● EXERCISE DETAILS
Collect all lines below with the string "inverse".

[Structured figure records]
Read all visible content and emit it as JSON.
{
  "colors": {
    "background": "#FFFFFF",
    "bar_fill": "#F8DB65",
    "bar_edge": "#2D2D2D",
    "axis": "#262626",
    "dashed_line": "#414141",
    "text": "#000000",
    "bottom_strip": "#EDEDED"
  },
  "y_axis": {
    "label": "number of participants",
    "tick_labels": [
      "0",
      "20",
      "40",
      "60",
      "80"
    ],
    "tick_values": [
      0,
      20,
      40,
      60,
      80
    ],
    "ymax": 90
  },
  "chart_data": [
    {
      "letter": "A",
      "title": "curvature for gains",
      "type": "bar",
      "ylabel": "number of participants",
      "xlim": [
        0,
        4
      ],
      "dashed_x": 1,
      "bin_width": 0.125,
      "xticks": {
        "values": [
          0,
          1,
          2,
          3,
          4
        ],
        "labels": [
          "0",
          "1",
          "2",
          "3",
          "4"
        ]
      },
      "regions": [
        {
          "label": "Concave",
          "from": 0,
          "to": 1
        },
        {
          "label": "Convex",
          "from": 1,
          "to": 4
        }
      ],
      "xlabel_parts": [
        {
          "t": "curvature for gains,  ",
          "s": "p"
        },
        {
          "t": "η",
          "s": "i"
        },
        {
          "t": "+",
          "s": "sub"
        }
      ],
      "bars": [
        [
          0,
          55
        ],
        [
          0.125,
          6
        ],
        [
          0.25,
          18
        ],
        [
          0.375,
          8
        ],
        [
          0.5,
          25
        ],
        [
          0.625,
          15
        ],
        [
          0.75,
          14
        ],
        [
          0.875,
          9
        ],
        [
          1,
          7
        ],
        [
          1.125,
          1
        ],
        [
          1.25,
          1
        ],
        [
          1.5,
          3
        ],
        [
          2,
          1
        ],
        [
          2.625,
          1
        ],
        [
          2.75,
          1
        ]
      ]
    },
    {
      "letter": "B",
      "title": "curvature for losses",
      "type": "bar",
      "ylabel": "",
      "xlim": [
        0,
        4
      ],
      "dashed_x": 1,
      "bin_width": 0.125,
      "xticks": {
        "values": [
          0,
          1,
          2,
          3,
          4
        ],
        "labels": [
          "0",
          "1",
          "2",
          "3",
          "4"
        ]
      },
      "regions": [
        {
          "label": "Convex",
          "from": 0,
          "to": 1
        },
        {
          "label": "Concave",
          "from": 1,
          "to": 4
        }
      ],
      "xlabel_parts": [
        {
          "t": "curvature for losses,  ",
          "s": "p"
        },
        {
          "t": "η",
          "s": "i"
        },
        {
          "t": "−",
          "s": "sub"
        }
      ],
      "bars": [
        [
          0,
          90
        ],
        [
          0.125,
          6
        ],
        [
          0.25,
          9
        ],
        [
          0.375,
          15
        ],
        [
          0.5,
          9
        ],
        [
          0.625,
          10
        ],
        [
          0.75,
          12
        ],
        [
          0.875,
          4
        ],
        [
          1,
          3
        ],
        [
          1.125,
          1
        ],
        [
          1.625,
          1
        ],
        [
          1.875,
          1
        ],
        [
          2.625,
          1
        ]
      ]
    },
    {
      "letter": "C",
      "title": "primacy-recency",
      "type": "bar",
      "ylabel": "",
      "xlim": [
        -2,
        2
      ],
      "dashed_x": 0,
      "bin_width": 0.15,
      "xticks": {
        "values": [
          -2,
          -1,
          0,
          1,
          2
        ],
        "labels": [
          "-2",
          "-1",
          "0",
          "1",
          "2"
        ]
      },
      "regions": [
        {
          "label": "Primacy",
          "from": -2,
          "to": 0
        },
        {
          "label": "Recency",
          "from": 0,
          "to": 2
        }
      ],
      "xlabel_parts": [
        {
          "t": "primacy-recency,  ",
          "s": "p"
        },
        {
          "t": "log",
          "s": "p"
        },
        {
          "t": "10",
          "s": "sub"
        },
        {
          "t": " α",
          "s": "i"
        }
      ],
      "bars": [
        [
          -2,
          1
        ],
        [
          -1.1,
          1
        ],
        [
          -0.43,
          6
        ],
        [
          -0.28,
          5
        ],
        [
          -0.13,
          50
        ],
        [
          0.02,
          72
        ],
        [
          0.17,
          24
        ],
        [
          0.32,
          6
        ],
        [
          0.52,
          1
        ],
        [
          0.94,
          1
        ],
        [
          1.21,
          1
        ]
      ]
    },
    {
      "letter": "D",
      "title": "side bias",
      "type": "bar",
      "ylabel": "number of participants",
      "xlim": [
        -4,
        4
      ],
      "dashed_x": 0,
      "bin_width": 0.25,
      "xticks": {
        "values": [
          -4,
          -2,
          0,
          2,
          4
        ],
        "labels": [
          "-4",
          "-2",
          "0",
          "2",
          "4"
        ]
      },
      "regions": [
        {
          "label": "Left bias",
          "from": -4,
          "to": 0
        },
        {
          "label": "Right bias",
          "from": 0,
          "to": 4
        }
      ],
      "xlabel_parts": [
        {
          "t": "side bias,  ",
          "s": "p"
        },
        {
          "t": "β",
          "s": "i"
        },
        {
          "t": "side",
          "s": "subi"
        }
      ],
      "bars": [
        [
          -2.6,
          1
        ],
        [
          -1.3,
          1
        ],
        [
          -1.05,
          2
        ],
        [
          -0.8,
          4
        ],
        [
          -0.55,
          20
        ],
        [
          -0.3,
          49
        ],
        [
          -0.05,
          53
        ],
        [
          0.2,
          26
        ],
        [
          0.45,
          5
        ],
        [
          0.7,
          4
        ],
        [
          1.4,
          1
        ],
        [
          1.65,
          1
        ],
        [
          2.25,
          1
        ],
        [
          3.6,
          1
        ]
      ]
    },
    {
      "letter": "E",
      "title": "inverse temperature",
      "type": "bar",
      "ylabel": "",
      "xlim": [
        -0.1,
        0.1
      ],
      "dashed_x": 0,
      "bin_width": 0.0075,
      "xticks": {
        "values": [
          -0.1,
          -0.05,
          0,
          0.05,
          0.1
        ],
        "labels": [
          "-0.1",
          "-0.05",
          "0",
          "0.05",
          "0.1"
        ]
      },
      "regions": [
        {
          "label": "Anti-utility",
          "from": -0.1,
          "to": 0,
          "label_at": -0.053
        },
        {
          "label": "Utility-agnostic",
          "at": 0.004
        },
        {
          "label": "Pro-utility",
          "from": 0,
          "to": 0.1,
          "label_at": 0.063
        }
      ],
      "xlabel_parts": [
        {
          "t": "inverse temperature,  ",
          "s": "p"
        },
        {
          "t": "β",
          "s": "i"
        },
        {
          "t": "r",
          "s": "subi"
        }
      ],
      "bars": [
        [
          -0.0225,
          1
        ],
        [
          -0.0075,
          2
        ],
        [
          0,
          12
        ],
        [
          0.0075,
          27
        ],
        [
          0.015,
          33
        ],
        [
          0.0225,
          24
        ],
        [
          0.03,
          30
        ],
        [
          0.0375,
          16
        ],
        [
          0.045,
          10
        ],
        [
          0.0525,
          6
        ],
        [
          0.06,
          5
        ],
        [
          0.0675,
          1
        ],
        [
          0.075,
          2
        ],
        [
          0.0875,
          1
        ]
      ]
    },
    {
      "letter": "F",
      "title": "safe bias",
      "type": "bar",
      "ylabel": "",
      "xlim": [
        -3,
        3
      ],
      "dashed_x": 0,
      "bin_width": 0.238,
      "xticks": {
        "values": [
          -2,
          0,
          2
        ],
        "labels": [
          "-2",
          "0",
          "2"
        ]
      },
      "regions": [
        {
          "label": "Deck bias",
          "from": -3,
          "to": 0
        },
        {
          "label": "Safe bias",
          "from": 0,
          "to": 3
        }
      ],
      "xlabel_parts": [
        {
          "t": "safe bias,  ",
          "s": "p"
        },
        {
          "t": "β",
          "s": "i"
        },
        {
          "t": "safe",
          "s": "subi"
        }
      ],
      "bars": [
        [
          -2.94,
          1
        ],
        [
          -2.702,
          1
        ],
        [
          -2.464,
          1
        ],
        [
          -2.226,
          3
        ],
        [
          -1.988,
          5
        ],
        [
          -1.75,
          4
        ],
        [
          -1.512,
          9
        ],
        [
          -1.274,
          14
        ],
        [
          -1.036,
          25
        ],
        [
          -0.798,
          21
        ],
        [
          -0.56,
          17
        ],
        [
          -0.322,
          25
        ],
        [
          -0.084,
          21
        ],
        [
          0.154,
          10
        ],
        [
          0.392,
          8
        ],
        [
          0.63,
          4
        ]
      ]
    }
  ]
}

● ANSWER TO THIS PROBLEM
      "title": "inverse temperature",
          "t": "inverse temperature,  ",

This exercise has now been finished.